• Data for processing:
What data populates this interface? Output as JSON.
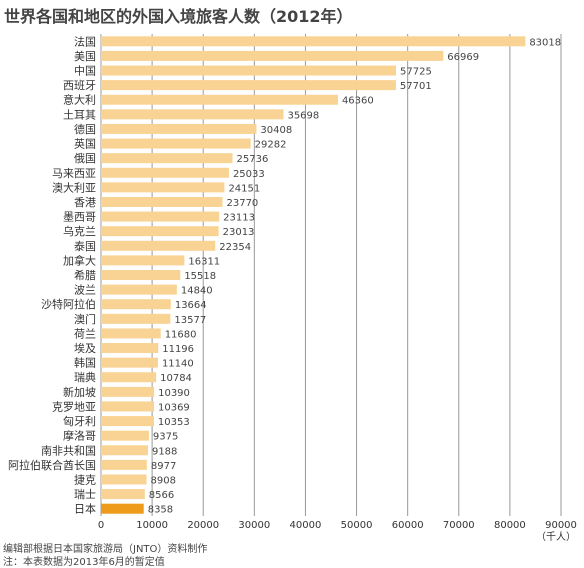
{
  "chart_data": {
    "type": "bar",
    "orientation": "horizontal",
    "title": "世界各国和地区的外国入境旅客人数（2012年）",
    "categories": [
      "法国",
      "美国",
      "中国",
      "西班牙",
      "意大利",
      "土耳其",
      "德国",
      "英国",
      "俄国",
      "马来西亚",
      "澳大利亚",
      "香港",
      "墨西哥",
      "乌克兰",
      "泰国",
      "加拿大",
      "希腊",
      "波兰",
      "沙特阿拉伯",
      "澳门",
      "荷兰",
      "埃及",
      "韩国",
      "瑞典",
      "新加坡",
      "克罗地亚",
      "匈牙利",
      "摩洛哥",
      "南非共和国",
      "阿拉伯联合酋长国",
      "捷克",
      "瑞士",
      "日本"
    ],
    "values": [
      83018,
      66969,
      57725,
      57701,
      46360,
      35698,
      30408,
      29282,
      25736,
      25033,
      24151,
      23770,
      23113,
      23013,
      22354,
      16311,
      15518,
      14840,
      13664,
      13577,
      11680,
      11196,
      11140,
      10784,
      10390,
      10369,
      10353,
      9375,
      9188,
      8977,
      8908,
      8566,
      8358
    ],
    "value_labels": [
      "83018",
      "66969",
      "57725",
      "57701",
      "46360",
      "35698",
      "30408",
      "29282",
      "25736",
      "25033",
      "24151",
      "23770",
      "23113",
      "23013",
      "22354",
      "16311",
      "15518",
      "14840",
      "13664",
      "13577",
      "11680",
      "11196",
      "11140",
      "10784",
      "10390",
      "10369",
      "10353",
      "9375",
      "9188",
      "8977",
      "8908",
      "8566",
      "8358"
    ],
    "xlim": [
      0,
      90000
    ],
    "x_ticks": [
      0,
      10000,
      20000,
      30000,
      40000,
      50000,
      60000,
      70000,
      80000,
      90000
    ],
    "x_tick_labels": [
      "0",
      "10000",
      "20000",
      "30000",
      "40000",
      "50000",
      "60000",
      "70000",
      "80000",
      "90000"
    ],
    "x_unit": "（千人）",
    "highlight_category": "日本",
    "bar_color": "#f9d394",
    "highlight_color": "#ee9a1a",
    "grid": true,
    "grid_color": "#999999"
  },
  "notes": {
    "source": "编辑部根据日本国家旅游局（JNTO）资料制作",
    "footnote": "注：本表数据为2013年6月的暂定值"
  }
}
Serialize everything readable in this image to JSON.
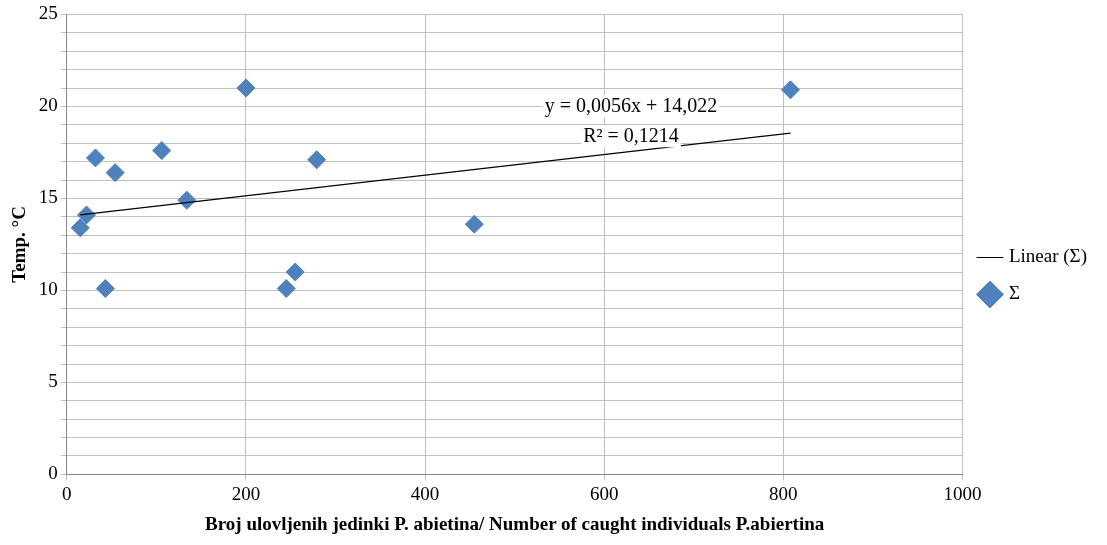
{
  "chart_data": {
    "type": "scatter",
    "xlabel": "Broj ulovljenih jedinki P. abietina/ Number of caught individuals P.abiertina",
    "ylabel": "Temp. °C",
    "series": [
      {
        "name": "Σ",
        "type": "scatter",
        "color": "#4f81bd",
        "marker": "diamond",
        "x": [
          15,
          22,
          32,
          43,
          54,
          106,
          134,
          200,
          245,
          255,
          279,
          455,
          808
        ],
        "values": [
          13.4,
          14.1,
          17.2,
          10.1,
          16.4,
          17.6,
          14.9,
          21.0,
          10.1,
          11.0,
          17.1,
          13.6,
          20.9
        ]
      },
      {
        "name": "Linear (Σ)",
        "type": "line",
        "color": "#000000",
        "marker": "none",
        "line_style": "solid",
        "x": [
          15,
          808
        ],
        "values": [
          14.1,
          18.55
        ]
      }
    ],
    "annotations": [
      "y = 0,0056x + 14,022",
      "R² = 0,1214"
    ],
    "xlim": [
      0,
      1000
    ],
    "xticks": [
      0,
      200,
      400,
      600,
      800,
      1000
    ],
    "ylim": [
      0,
      25
    ],
    "yticks": [
      0,
      {
        "value": 1,
        "label": null
      },
      {
        "value": 2,
        "label": null
      },
      {
        "value": 3,
        "label": null
      },
      {
        "value": 4,
        "label": null
      },
      5,
      {
        "value": 6,
        "label": null
      },
      {
        "value": 7,
        "label": null
      },
      {
        "value": 8,
        "label": null
      },
      {
        "value": 9,
        "label": null
      },
      10,
      {
        "value": 11,
        "label": null
      },
      {
        "value": 12,
        "label": null
      },
      {
        "value": 13,
        "label": null
      },
      {
        "value": 14,
        "label": null
      },
      15,
      {
        "value": 16,
        "label": null
      },
      {
        "value": 17,
        "label": null
      },
      {
        "value": 18,
        "label": null
      },
      {
        "value": 19,
        "label": null
      },
      20,
      {
        "value": 21,
        "label": null
      },
      {
        "value": 22,
        "label": null
      },
      {
        "value": 23,
        "label": null
      },
      {
        "value": 24,
        "label": null
      },
      25
    ],
    "grid": true,
    "legend": "right"
  }
}
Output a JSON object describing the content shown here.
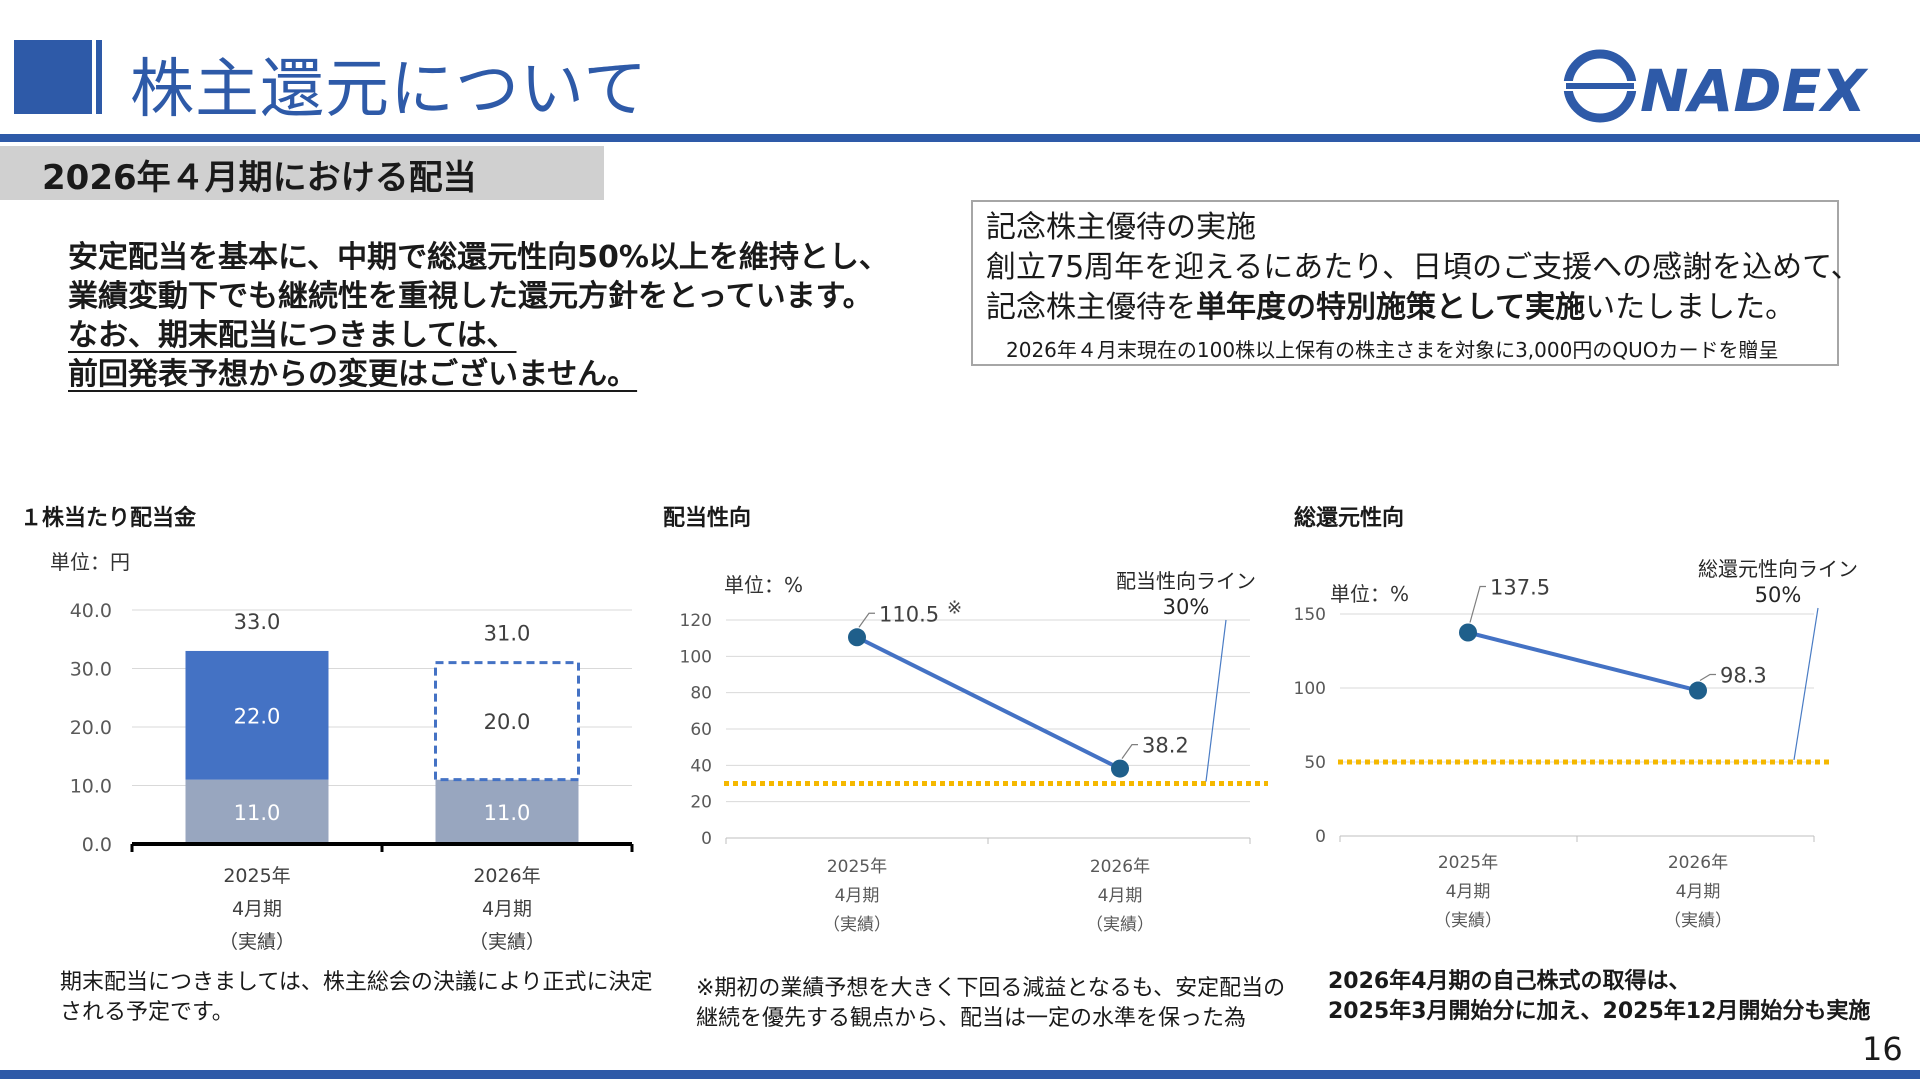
{
  "header": {
    "title": "株主還元について",
    "logo_text": "NADEX"
  },
  "subheader": "2026年４月期における配当",
  "policy": {
    "line1": "安定配当を基本に、中期で総還元性向50%以上を維持とし、",
    "line2": "業績変動下でも継続性を重視した還元方針をとっています。",
    "line3": "なお、期末配当につきましては、",
    "line4": "前回発表予想からの変更はございません。"
  },
  "benefit": {
    "title": "記念株主優待の実施",
    "line1": "創立75周年を迎えるにあたり、日頃のご支援への感謝を込めて、",
    "line2_pre": "記念株主優待を",
    "line2_bold": "単年度の特別施策として実施",
    "line2_post": "いたしました。",
    "note": "2026年４月末現在の100株以上保有の株主さまを対象に3,000円のQUOカードを贈呈"
  },
  "sections": {
    "dividend_title": "１株当たり配当金",
    "payout_title": "配当性向",
    "total_title": "総還元性向"
  },
  "notes": {
    "dividend_line1": "期末配当につきましては、株主総会の決議により正式に決定",
    "dividend_line2": "される予定です。",
    "payout_line1": "※期初の業績予想を大きく下回る減益となるも、安定配当の",
    "payout_line2": "継続を優先する観点から、配当は一定の水準を保った為",
    "total_line1": "2026年4月期の自己株式の取得は、",
    "total_line2": "2025年3月開始分に加え、2025年12月開始分も実施"
  },
  "page_number": "16",
  "colors": {
    "brand": "#2e5aa8",
    "interim": "#98a6bf",
    "year_end": "#4472c4",
    "line": "#4472c4",
    "point": "#1f5f8b",
    "threshold": "#f5b800"
  },
  "chart_data": [
    {
      "type": "bar",
      "unit_label": "単位：円",
      "categories": [
        [
          "2025年",
          "4月期",
          "（実績）"
        ],
        [
          "2026年",
          "4月期",
          "（実績）"
        ]
      ],
      "series": [
        {
          "values": [
            11.0,
            11.0
          ],
          "labels": [
            "11.0",
            "11.0"
          ]
        },
        {
          "values": [
            22.0,
            20.0
          ],
          "labels": [
            "22.0",
            "20.0"
          ]
        }
      ],
      "totals": [
        "33.0",
        "31.0"
      ],
      "y_ticks": [
        "0.0",
        "10.0",
        "20.0",
        "30.0",
        "40.0"
      ],
      "ylim": [
        0,
        40
      ],
      "grid": true
    },
    {
      "type": "line",
      "unit_label": "単位：%",
      "categories": [
        [
          "2025年",
          "4月期",
          "（実績）"
        ],
        [
          "2026年",
          "4月期",
          "（実績）"
        ]
      ],
      "values": [
        110.5,
        38.2
      ],
      "labels": [
        "110.5",
        "38.2"
      ],
      "label_mark": "※",
      "y_ticks": [
        "0",
        "20",
        "40",
        "60",
        "80",
        "100",
        "120"
      ],
      "ylim": [
        0,
        120
      ],
      "grid": true,
      "reference_line": {
        "value": 30,
        "label_line1": "配当性向ライン",
        "label_line2": "30%"
      }
    },
    {
      "type": "line",
      "unit_label": "単位：%",
      "categories": [
        [
          "2025年",
          "4月期",
          "（実績）"
        ],
        [
          "2026年",
          "4月期",
          "（実績）"
        ]
      ],
      "values": [
        137.5,
        98.3
      ],
      "labels": [
        "137.5",
        "98.3"
      ],
      "y_ticks": [
        "0",
        "50",
        "100",
        "150"
      ],
      "ylim": [
        0,
        150
      ],
      "grid": true,
      "reference_line": {
        "value": 50,
        "label_line1": "総還元性向ライン",
        "label_line2": "50%"
      }
    }
  ]
}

• What to produce:
State, as a number only, how many lines in the entries include "this".

• Reply:
2